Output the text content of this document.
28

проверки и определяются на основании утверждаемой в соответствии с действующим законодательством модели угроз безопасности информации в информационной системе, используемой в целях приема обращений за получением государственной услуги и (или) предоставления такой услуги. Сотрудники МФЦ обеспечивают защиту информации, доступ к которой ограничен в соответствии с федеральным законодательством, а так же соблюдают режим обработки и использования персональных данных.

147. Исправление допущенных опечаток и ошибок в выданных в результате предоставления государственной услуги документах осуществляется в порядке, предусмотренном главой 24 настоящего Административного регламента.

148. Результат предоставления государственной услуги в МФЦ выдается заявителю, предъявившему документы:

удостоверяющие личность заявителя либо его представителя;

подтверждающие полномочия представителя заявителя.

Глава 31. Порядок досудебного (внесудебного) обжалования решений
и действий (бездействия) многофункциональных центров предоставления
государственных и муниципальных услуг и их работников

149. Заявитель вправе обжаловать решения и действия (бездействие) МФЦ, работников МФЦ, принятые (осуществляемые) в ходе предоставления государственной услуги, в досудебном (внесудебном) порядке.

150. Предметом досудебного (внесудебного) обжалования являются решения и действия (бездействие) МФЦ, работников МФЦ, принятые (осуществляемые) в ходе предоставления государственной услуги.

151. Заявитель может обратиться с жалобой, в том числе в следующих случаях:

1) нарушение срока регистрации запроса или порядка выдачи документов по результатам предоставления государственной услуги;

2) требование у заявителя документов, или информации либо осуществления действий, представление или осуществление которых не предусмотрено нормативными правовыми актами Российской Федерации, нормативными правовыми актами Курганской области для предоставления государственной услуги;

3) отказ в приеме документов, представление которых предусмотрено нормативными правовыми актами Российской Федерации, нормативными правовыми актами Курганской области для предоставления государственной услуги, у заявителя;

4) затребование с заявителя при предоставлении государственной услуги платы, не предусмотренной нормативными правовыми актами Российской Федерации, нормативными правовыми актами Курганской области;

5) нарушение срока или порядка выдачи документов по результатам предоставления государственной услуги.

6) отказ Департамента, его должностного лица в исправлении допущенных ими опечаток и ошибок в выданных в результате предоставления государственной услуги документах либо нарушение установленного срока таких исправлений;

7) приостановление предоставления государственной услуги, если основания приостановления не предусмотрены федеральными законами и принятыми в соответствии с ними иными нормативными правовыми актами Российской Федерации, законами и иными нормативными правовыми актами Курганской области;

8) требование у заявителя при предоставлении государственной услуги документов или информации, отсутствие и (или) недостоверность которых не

Task description: Repeat every line of the records above exactly.

Finished exercise:
Output the text content of this document.
28

проверки и определяются на основании утверждаемой в соответствии с действующим законодательством модели угроз безопасности информации в информационной системе, используемой в целях приема обращений за получением государственной услуги и (или) предоставления такой услуги. Сотрудники МФЦ обеспечивают защиту информации, доступ к которой ограничен в соответствии с федеральным законодательством, а так же соблюдают режим обработки и использования персональных данных.

147. Исправление допущенных опечаток и ошибок в выданных в результате предоставления государственной услуги документах осуществляется в порядке, предусмотренном главой 24 настоящего Административного регламента.

148. Результат предоставления государственной услуги в МФЦ выдается заявителю, предъявившему документы:

удостоверяющие личность заявителя либо его представителя;

подтверждающие полномочия представителя заявителя.

Глава 31. Порядок досудебного (внесудебного) обжалования решений
и действий (бездействия) многофункциональных центров предоставления
государственных и муниципальных услуг и их работников

149. Заявитель вправе обжаловать решения и действия (бездействие) МФЦ, работников МФЦ, принятые (осуществляемые) в ходе предоставления государственной услуги, в досудебном (внесудебном) порядке.

150. Предметом досудебного (внесудебного) обжалования являются решения и действия (бездействие) МФЦ, работников МФЦ, принятые (осуществляемые) в ходе предоставления государственной услуги.

151. Заявитель может обратиться с жалобой, в том числе в следующих случаях:

1) нарушение срока регистрации запроса или порядка выдачи документов по результатам предоставления государственной услуги;

2) требование у заявителя документов, или информации либо осуществления действий, представление или осуществление которых не предусмотрено нормативными правовыми актами Российской Федерации, нормативными правовыми актами Курганской области для предоставления государственной услуги;

3) отказ в приеме документов, представление которых предусмотрено нормативными правовыми актами Российской Федерации, нормативными правовыми актами Курганской области для предоставления государственной услуги, у заявителя;

4) затребование с заявителя при предоставлении государственной услуги платы, не предусмотренной нормативными правовыми актами Российской Федерации, нормативными правовыми актами Курганской области;

5) нарушение срока или порядка выдачи документов по результатам предоставления государственной услуги.

6) отказ Департамента, его должностного лица в исправлении допущенных ими опечаток и ошибок в выданных в результате предоставления государственной услуги документах либо нарушение установленного срока таких исправлений;

7) приостановление предоставления государственной услуги, если основания приостановления не предусмотрены федеральными законами и принятыми в соответствии с ними иными нормативными правовыми актами Российской Федерации, законами и иными нормативными правовыми актами Курганской области;

8) требование у заявителя при предоставлении государственной услуги документов или информации, отсутствие и (или) недостоверность которых не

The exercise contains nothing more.